GOAL -> Gather up the lines with the word "Начисление" in them.

RECORDS SUPPLIED ->

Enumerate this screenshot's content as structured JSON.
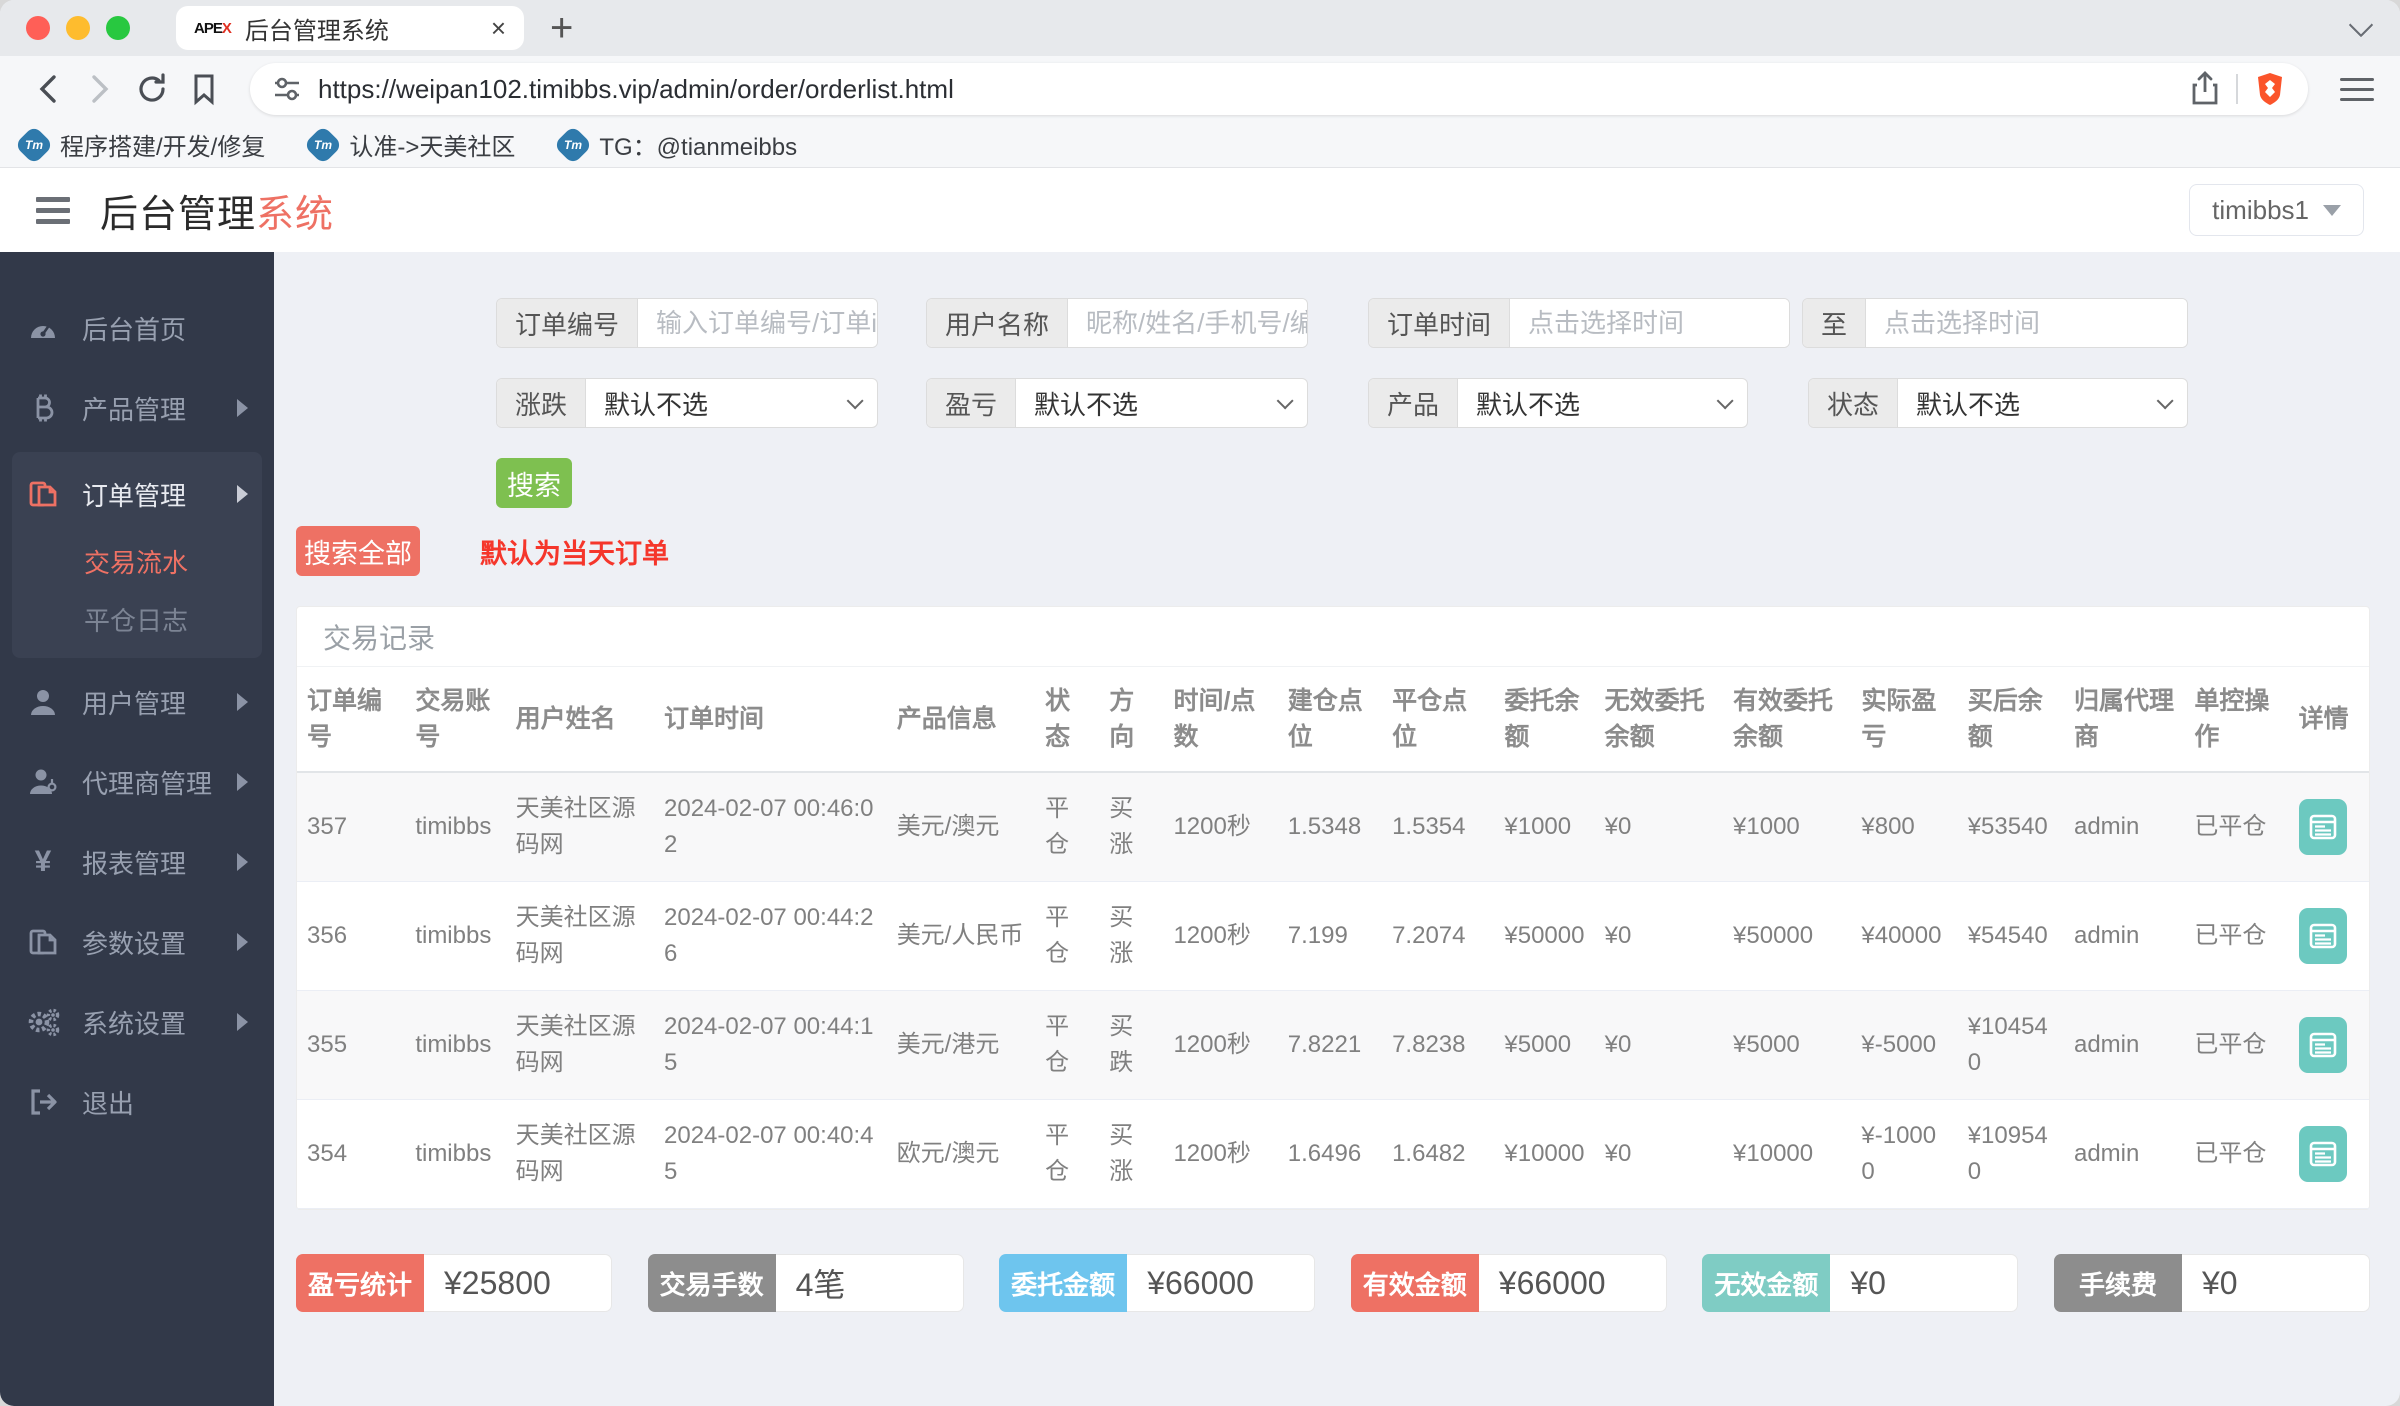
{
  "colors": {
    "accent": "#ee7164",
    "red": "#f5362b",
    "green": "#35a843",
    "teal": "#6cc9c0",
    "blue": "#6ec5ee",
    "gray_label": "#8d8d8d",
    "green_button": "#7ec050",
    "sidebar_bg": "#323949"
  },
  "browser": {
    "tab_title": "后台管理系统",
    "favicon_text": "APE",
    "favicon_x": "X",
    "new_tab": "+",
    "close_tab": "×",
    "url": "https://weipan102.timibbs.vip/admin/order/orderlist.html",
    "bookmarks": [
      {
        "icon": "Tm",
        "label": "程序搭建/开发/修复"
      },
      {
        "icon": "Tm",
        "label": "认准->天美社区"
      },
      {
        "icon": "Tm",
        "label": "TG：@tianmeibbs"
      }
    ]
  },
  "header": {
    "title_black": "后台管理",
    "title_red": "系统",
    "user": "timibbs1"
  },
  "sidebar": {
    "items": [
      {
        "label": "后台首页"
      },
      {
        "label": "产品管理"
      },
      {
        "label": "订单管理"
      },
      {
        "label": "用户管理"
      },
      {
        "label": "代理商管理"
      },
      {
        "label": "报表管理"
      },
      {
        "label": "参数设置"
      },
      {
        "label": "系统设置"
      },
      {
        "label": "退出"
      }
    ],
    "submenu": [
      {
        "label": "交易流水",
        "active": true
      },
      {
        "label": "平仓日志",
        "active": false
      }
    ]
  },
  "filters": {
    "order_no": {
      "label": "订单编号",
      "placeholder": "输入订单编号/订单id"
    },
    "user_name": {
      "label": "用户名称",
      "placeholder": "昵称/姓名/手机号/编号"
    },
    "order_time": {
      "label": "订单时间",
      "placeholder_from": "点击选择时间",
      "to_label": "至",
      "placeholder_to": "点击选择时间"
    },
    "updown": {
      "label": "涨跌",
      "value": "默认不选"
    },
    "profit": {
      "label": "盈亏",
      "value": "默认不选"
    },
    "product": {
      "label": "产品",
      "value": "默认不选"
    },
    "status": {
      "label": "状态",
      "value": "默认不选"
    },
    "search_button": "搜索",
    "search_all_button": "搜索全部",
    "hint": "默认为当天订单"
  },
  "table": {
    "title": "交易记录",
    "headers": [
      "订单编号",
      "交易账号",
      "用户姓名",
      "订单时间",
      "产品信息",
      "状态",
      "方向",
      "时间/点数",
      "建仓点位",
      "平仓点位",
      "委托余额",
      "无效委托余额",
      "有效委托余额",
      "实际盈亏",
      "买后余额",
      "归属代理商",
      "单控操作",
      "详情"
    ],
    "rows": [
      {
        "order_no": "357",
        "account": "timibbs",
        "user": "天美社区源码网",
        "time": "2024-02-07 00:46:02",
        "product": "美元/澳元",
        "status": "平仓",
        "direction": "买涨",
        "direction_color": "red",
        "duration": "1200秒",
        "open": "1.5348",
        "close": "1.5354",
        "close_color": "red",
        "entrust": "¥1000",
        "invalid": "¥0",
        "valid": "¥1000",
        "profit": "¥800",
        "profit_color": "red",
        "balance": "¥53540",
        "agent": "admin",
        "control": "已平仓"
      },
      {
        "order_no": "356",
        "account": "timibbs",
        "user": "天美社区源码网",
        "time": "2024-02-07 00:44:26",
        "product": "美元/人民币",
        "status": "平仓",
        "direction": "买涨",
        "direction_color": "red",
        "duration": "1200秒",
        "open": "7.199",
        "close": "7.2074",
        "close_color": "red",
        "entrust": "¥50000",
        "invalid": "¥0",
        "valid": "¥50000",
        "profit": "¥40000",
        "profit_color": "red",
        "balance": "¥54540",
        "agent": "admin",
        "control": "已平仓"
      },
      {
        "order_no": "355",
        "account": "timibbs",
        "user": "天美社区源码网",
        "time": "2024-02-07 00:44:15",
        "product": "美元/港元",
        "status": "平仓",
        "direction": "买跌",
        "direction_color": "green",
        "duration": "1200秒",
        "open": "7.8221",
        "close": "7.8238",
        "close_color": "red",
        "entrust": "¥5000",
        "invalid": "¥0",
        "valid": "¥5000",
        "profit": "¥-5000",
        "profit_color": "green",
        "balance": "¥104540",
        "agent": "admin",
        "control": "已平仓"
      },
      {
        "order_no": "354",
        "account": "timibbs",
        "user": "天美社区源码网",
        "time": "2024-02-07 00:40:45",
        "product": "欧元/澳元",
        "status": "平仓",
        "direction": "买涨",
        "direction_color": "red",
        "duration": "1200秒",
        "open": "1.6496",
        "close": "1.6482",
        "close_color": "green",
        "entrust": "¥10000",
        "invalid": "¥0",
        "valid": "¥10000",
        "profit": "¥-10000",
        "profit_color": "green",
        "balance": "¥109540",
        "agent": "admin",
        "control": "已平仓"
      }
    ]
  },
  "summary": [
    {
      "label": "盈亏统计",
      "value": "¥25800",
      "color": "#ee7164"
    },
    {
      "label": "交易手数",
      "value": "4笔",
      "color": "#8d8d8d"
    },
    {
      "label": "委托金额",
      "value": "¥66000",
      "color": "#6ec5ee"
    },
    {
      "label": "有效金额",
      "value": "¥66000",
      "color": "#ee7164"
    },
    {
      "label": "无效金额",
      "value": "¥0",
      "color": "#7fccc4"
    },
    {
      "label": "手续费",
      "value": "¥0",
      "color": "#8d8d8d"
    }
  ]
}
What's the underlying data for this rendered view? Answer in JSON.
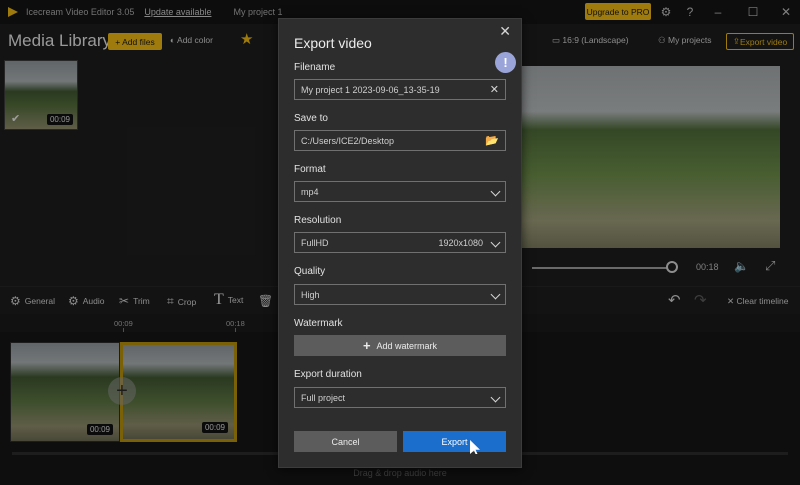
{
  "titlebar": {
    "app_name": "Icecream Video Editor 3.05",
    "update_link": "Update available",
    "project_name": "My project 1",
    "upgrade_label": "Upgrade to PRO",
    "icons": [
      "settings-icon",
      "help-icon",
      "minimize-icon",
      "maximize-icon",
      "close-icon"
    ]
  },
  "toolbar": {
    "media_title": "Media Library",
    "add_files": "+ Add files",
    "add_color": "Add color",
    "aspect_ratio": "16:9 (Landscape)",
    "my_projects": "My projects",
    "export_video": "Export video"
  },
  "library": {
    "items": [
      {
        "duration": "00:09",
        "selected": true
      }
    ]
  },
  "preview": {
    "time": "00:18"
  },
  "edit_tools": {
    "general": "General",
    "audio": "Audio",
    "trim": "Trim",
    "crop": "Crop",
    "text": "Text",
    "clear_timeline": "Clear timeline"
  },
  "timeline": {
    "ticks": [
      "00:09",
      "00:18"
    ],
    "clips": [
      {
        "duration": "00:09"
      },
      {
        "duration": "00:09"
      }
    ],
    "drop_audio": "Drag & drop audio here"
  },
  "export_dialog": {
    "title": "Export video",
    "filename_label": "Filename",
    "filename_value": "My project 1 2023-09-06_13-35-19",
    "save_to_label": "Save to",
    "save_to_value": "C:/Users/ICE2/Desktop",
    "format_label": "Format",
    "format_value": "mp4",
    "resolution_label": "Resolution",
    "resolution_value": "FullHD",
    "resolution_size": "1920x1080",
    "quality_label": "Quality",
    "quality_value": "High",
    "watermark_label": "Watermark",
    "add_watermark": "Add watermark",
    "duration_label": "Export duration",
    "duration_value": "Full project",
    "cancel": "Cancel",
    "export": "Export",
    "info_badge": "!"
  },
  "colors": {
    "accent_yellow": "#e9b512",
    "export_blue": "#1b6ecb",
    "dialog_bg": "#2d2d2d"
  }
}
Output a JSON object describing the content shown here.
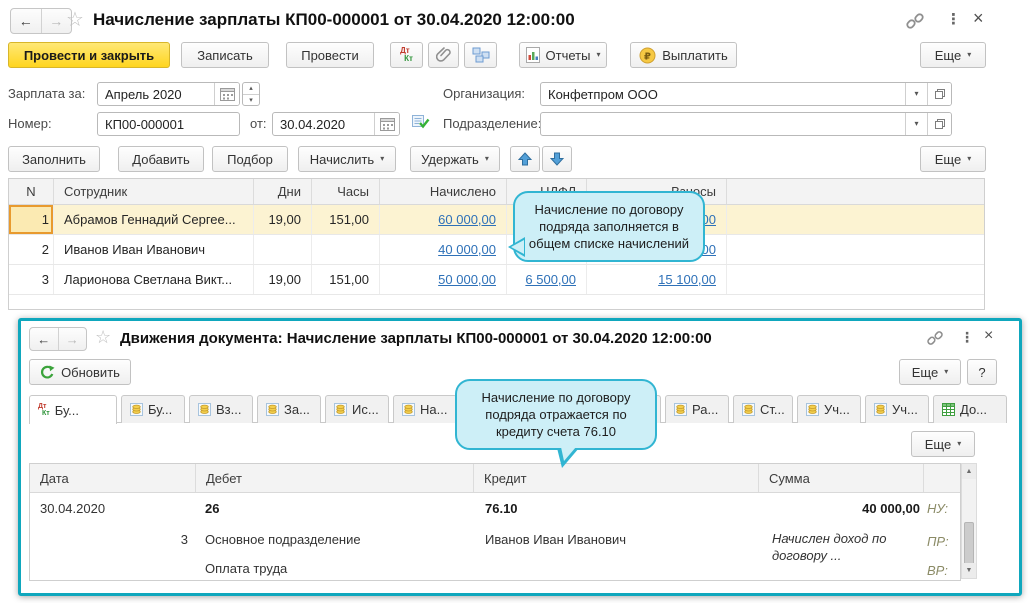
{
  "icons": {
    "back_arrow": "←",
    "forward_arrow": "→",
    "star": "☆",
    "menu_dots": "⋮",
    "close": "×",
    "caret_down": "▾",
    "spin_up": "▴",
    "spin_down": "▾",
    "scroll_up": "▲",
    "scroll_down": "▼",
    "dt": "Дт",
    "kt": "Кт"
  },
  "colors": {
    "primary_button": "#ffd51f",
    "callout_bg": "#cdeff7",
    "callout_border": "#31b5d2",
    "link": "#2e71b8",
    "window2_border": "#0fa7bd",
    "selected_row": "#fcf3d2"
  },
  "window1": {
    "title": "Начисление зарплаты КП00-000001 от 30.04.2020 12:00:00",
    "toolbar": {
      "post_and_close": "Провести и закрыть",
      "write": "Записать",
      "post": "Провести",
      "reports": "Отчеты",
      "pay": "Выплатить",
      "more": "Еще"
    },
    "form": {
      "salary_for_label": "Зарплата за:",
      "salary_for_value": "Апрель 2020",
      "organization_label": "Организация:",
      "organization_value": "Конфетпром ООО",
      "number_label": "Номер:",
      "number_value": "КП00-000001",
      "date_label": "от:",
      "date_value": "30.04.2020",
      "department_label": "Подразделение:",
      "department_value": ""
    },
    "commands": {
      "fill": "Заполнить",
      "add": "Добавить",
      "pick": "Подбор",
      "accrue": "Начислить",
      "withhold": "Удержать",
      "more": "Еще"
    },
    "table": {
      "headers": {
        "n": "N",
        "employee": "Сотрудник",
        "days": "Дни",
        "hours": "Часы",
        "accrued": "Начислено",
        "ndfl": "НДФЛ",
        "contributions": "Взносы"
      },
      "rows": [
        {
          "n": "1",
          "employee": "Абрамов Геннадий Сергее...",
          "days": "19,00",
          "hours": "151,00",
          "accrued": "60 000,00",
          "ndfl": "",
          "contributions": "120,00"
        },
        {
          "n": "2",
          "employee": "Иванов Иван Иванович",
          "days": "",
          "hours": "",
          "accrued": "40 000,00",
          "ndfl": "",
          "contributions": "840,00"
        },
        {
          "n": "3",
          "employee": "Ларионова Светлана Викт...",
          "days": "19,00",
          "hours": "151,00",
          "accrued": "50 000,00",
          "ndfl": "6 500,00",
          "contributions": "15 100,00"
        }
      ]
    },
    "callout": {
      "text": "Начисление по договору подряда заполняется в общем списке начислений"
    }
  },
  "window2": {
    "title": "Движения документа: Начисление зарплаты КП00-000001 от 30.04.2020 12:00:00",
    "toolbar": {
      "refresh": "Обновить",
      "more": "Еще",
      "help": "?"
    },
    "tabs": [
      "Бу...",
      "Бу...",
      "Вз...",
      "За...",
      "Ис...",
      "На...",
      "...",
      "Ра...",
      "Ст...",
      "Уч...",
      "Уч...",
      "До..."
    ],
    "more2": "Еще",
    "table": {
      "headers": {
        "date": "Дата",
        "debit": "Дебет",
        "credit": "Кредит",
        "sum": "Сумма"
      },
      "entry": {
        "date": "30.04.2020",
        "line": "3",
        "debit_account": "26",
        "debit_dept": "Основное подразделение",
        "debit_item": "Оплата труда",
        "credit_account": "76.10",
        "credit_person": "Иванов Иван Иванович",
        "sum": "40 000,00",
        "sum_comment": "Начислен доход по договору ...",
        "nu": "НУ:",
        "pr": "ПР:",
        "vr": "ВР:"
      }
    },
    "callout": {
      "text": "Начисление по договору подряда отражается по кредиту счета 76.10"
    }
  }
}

COMPLETE ANSWER ->
    "title": "Начисление зарплаты КП00-000001 от 30.04.2020 12:00:00",
      "text": "Начисление по договору подряда заполняется в общем списке начислений"
    "title": "Движения документа: Начисление зарплаты КП00-000001 от 30.04.2020 12:00:00",
      "text": "Начисление по договору подряда отражается по кредиту счета 76.10"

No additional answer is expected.